(Records taken from a collection)
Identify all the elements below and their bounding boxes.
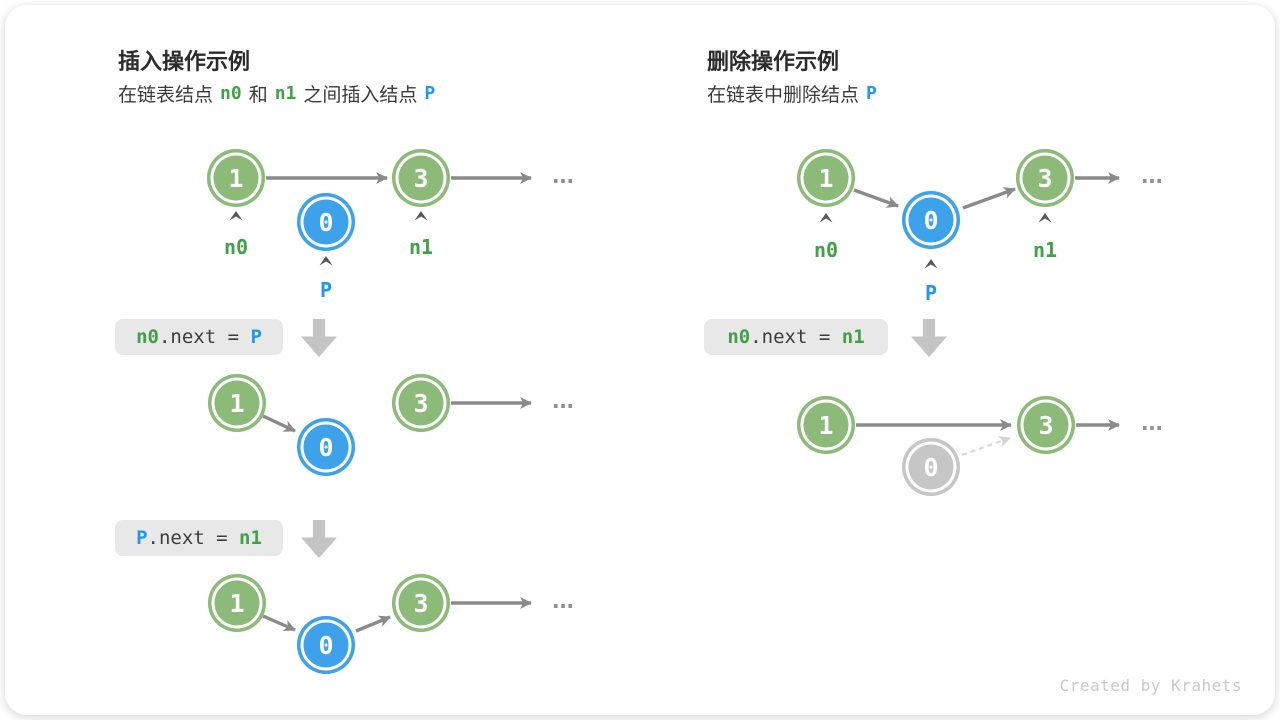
code-badge-delete-step1: n0.next = n1 [704, 319, 888, 355]
ellipsis-dots: ... [549, 589, 572, 614]
caret-up-icon [319, 256, 333, 266]
insert-section-title: 插入操作示例 [118, 50, 251, 75]
caret-up-icon [414, 211, 428, 221]
node-value: 1 [229, 588, 245, 618]
code-badge-insert-step2: P.next = n1 [115, 520, 283, 556]
arrow-insert3-n0-to-p [262, 614, 296, 632]
caret-up-icon [1038, 213, 1052, 223]
node-value: 0 [318, 432, 334, 462]
pointer-label-n0: n0 [223, 235, 249, 259]
code-token-n0: n0 [727, 326, 751, 348]
delete1-node-n1: 3 [1016, 149, 1074, 207]
node-value: 0 [318, 630, 334, 660]
insert-subtitle-text-1: 在链表结点 [118, 84, 214, 106]
arrow-insert2-n0-to-p [262, 414, 296, 433]
node-value: 1 [818, 163, 834, 193]
code-token-n0: n0 [136, 326, 159, 348]
code-token-n1: n1 [841, 326, 865, 348]
delete-subtitle-text-1: 在链表中删除结点 [707, 84, 860, 106]
code-token-p: P [250, 326, 262, 348]
credit-text: Created by Krahets [1059, 676, 1242, 695]
insert-subtitle-token-p: P [424, 83, 436, 104]
insert2-node-p: 0 [297, 418, 355, 476]
pointer-label-p: P [924, 281, 938, 305]
node-value: 3 [413, 388, 429, 418]
insert1-node-p: 0 [297, 193, 355, 251]
node-value: 0 [923, 205, 939, 235]
pointer-label-n1: n1 [1032, 238, 1058, 262]
code-token-next: .next = [750, 326, 842, 348]
caret-up-icon [819, 213, 833, 223]
ellipsis-dots: ... [549, 164, 572, 189]
insert1-node-n0: 1 [207, 149, 265, 207]
insert2-node-n0: 1 [208, 374, 266, 432]
arrow-insert3-p-to-n1 [355, 615, 391, 633]
ellipsis-dots: ... [1138, 411, 1161, 436]
pointer-label-n0: n0 [813, 238, 839, 262]
code-token-next: .next = [158, 326, 251, 348]
node-value: 3 [413, 588, 429, 618]
delete-subtitle-token-p: P [866, 83, 877, 104]
insert-subtitle-text-3: 之间插入结点 [303, 84, 418, 106]
node-value: 1 [229, 388, 245, 418]
delete-section-subtitle: 在链表中删除结点 P [707, 80, 884, 107]
node-value: 1 [818, 410, 834, 440]
insert-subtitle-text-2: 和 [248, 84, 268, 106]
code-token-n1: n1 [239, 527, 262, 549]
insert3-node-p: 0 [297, 616, 355, 674]
caret-up-icon [229, 211, 243, 221]
caret-up-icon [924, 259, 938, 269]
node-value: 3 [1037, 163, 1053, 193]
insert3-node-n1: 3 [392, 574, 450, 632]
insert3-node-n0: 1 [208, 574, 266, 632]
code-badge-insert-step1: n0.next = P [115, 319, 283, 355]
insert-section-subtitle: 在链表结点 n0 和 n1 之间插入结点 P [118, 80, 442, 107]
delete1-node-p: 0 [902, 191, 960, 249]
node-value: 0 [923, 452, 939, 482]
insert-subtitle-token-n1: n1 [274, 83, 297, 104]
insert2-node-n1: 3 [392, 374, 450, 432]
node-value: 0 [318, 207, 334, 237]
code-token-p: P [136, 527, 148, 549]
node-value: 1 [228, 163, 244, 193]
delete-section-title: 删除操作示例 [707, 50, 840, 75]
arrow-delete1-p-to-n1 [962, 187, 1016, 210]
pointer-label-p: P [319, 278, 333, 302]
delete2-node-n0: 1 [797, 396, 855, 454]
delete2-node-p-removed: 0 [902, 438, 960, 496]
insert1-node-n1: 3 [392, 149, 450, 207]
ellipsis-dots: ... [549, 389, 572, 414]
ellipsis-dots: ... [1138, 164, 1161, 189]
pointer-label-n1: n1 [408, 235, 434, 259]
node-value: 3 [413, 163, 429, 193]
node-value: 3 [1038, 410, 1054, 440]
arrow-delete1-n0-to-p [853, 188, 899, 208]
delete1-node-n0: 1 [797, 149, 855, 207]
insert-subtitle-token-n0: n0 [220, 83, 242, 104]
arrow-delete2-removed-p-to-n1-dashed [961, 436, 1011, 457]
delete2-node-n1: 3 [1017, 396, 1075, 454]
code-token-next: .next = [147, 527, 240, 549]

- [PROMPT]: Rewrite the lines starting at the one containing "code-badge-delete-step1: n0.next = n1" and ending at the one containing "code-token-n0: n0 [727, 326, 751, 348]", putting "up-caret-icon" wherever "caret-up-icon" appears and leaving everything else unchanged.

- [WRITTEN RESPONSE]:
code-badge-delete-step1: n0.next = n1 [704, 319, 888, 355]
ellipsis-dots: ... [549, 589, 572, 614]
up-caret-icon [319, 256, 333, 266]
insert-section-title: 插入操作示例 [118, 50, 251, 75]
up-caret-icon [414, 211, 428, 221]
node-value: 1 [229, 588, 245, 618]
code-badge-insert-step2: P.next = n1 [115, 520, 283, 556]
arrow-insert3-n0-to-p [262, 614, 296, 632]
up-caret-icon [1038, 213, 1052, 223]
node-value: 0 [318, 432, 334, 462]
pointer-label-n0: n0 [223, 235, 249, 259]
code-token-n0: n0 [727, 326, 751, 348]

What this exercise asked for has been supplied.